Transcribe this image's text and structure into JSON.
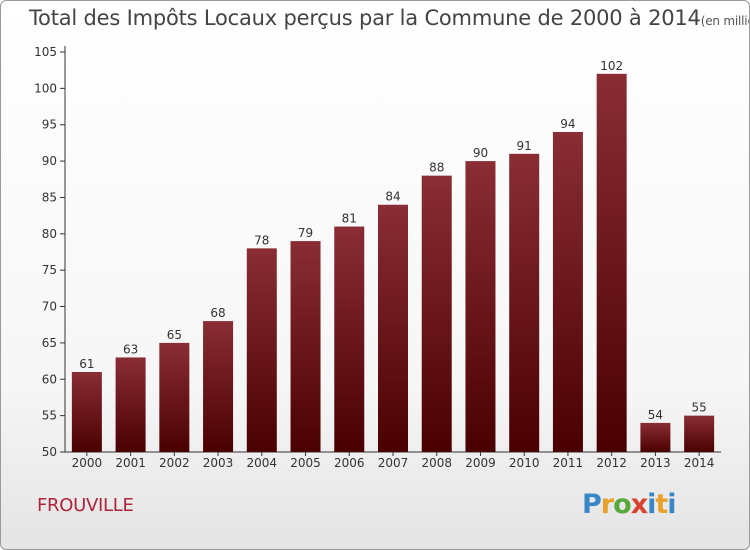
{
  "header": {
    "title": "Total des Impôts Locaux perçus par la Commune de 2000 à 2014",
    "unit": "(en milliers d'€)"
  },
  "commune": "FROUVILLE",
  "logo": {
    "text": "Proxiti"
  },
  "colors": {
    "bar_top": "#8a2d35",
    "bar_bottom": "#4a0000",
    "commune": "#b0233a"
  },
  "chart_data": {
    "type": "bar",
    "categories": [
      "2000",
      "2001",
      "2002",
      "2003",
      "2004",
      "2005",
      "2006",
      "2007",
      "2008",
      "2009",
      "2010",
      "2011",
      "2012",
      "2013",
      "2014"
    ],
    "values": [
      61,
      63,
      65,
      68,
      78,
      79,
      81,
      84,
      88,
      90,
      91,
      94,
      102,
      54,
      55
    ],
    "ylim": [
      50,
      105
    ],
    "yticks": [
      50,
      55,
      60,
      65,
      70,
      75,
      80,
      85,
      90,
      95,
      100,
      105
    ],
    "grid": false,
    "data_labels": true
  }
}
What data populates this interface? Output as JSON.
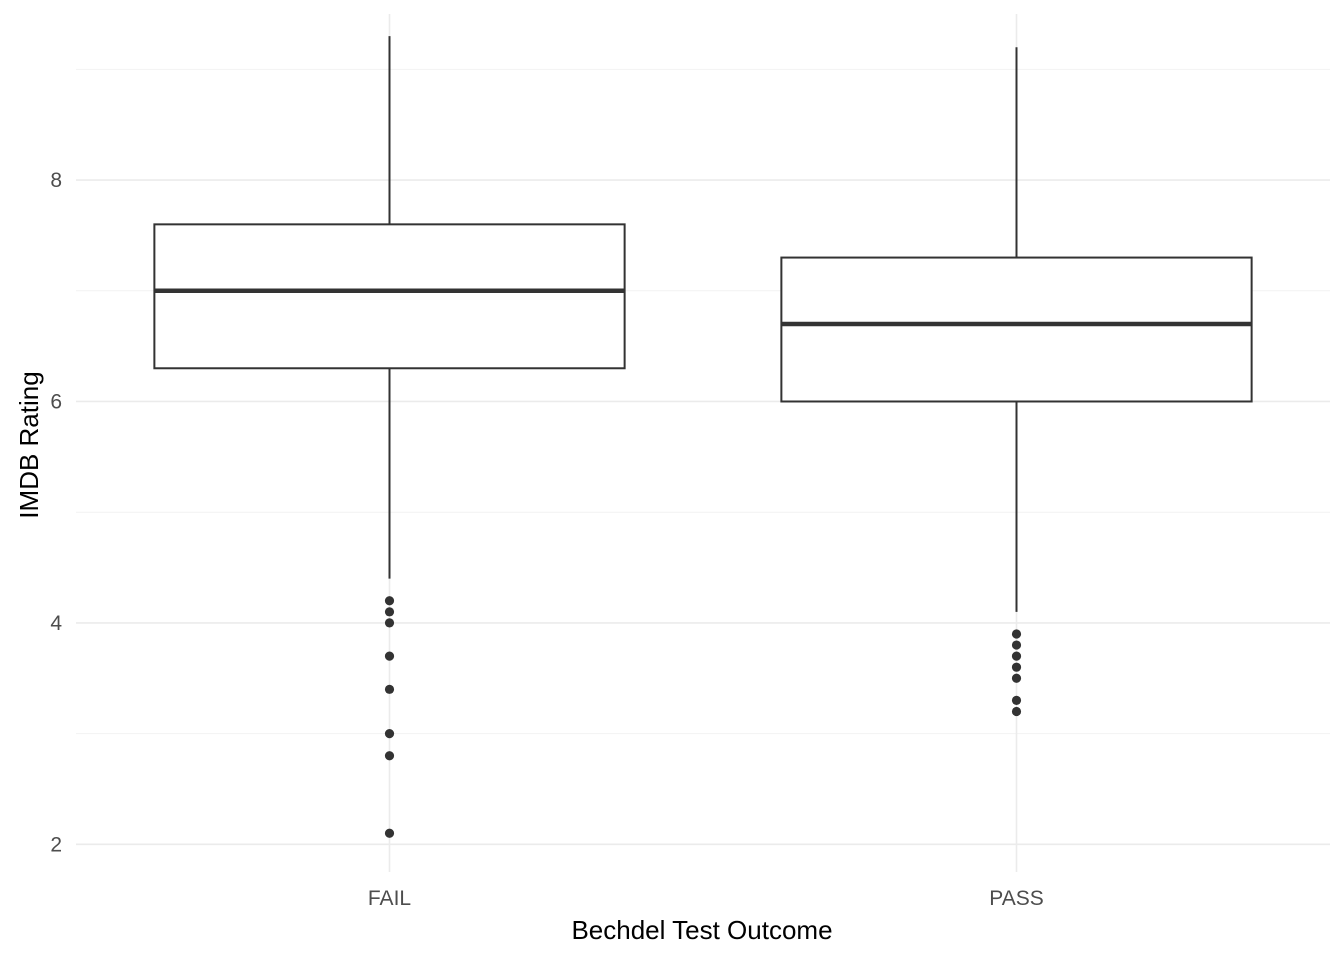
{
  "chart_data": {
    "type": "boxplot",
    "title": "",
    "xlabel": "Bechdel Test Outcome",
    "ylabel": "IMDB Rating",
    "categories": [
      "FAIL",
      "PASS"
    ],
    "ylim": [
      1.75,
      9.5
    ],
    "yticks": [
      2,
      4,
      6,
      8
    ],
    "grid": true,
    "boxes": [
      {
        "category": "FAIL",
        "whisker_low": 4.4,
        "q1": 6.3,
        "median": 7.0,
        "q3": 7.6,
        "whisker_high": 9.3,
        "outliers": [
          4.2,
          4.1,
          4.0,
          3.7,
          3.4,
          3.0,
          2.8,
          2.1
        ]
      },
      {
        "category": "PASS",
        "whisker_low": 4.1,
        "q1": 6.0,
        "median": 6.7,
        "q3": 7.3,
        "whisker_high": 9.2,
        "outliers": [
          3.9,
          3.8,
          3.7,
          3.6,
          3.5,
          3.3,
          3.2
        ]
      }
    ],
    "colors": {
      "box_line": "#333333",
      "box_fill": "#ffffff",
      "outlier": "#333333",
      "grid_major": "#ebebeb",
      "grid_minor": "#f2f2f2",
      "tick_text": "#4d4d4d",
      "axis_title": "#000000"
    }
  }
}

- **SET TASK**
Exclude the pictures, and transcribe all of the material exactly.

- **RESPONSE TO THE EXERCISE**
Transcribe this image's text and structure into JSON.
{
  "header": {
    "title": "Total des Impôts Locaux perçus par la Commune de 2000 à 2014",
    "unit": "(en milliers d'€)"
  },
  "commune": "FROUVILLE",
  "logo": {
    "text": "Proxiti"
  },
  "colors": {
    "bar_top": "#8a2d35",
    "bar_bottom": "#4a0000",
    "commune": "#b0233a"
  },
  "chart_data": {
    "type": "bar",
    "categories": [
      "2000",
      "2001",
      "2002",
      "2003",
      "2004",
      "2005",
      "2006",
      "2007",
      "2008",
      "2009",
      "2010",
      "2011",
      "2012",
      "2013",
      "2014"
    ],
    "values": [
      61,
      63,
      65,
      68,
      78,
      79,
      81,
      84,
      88,
      90,
      91,
      94,
      102,
      54,
      55
    ],
    "ylim": [
      50,
      105
    ],
    "yticks": [
      50,
      55,
      60,
      65,
      70,
      75,
      80,
      85,
      90,
      95,
      100,
      105
    ],
    "grid": false,
    "data_labels": true
  }
}
What data populates this interface? Output as JSON.
{
  "chart_data": {
    "type": "boxplot",
    "title": "",
    "xlabel": "Bechdel Test Outcome",
    "ylabel": "IMDB Rating",
    "categories": [
      "FAIL",
      "PASS"
    ],
    "ylim": [
      1.75,
      9.5
    ],
    "yticks": [
      2,
      4,
      6,
      8
    ],
    "grid": true,
    "boxes": [
      {
        "category": "FAIL",
        "whisker_low": 4.4,
        "q1": 6.3,
        "median": 7.0,
        "q3": 7.6,
        "whisker_high": 9.3,
        "outliers": [
          4.2,
          4.1,
          4.0,
          3.7,
          3.4,
          3.0,
          2.8,
          2.1
        ]
      },
      {
        "category": "PASS",
        "whisker_low": 4.1,
        "q1": 6.0,
        "median": 6.7,
        "q3": 7.3,
        "whisker_high": 9.2,
        "outliers": [
          3.9,
          3.8,
          3.7,
          3.6,
          3.5,
          3.3,
          3.2
        ]
      }
    ],
    "colors": {
      "box_line": "#333333",
      "box_fill": "#ffffff",
      "outlier": "#333333",
      "grid_major": "#ebebeb",
      "grid_minor": "#f2f2f2",
      "tick_text": "#4d4d4d",
      "axis_title": "#000000"
    }
  }
}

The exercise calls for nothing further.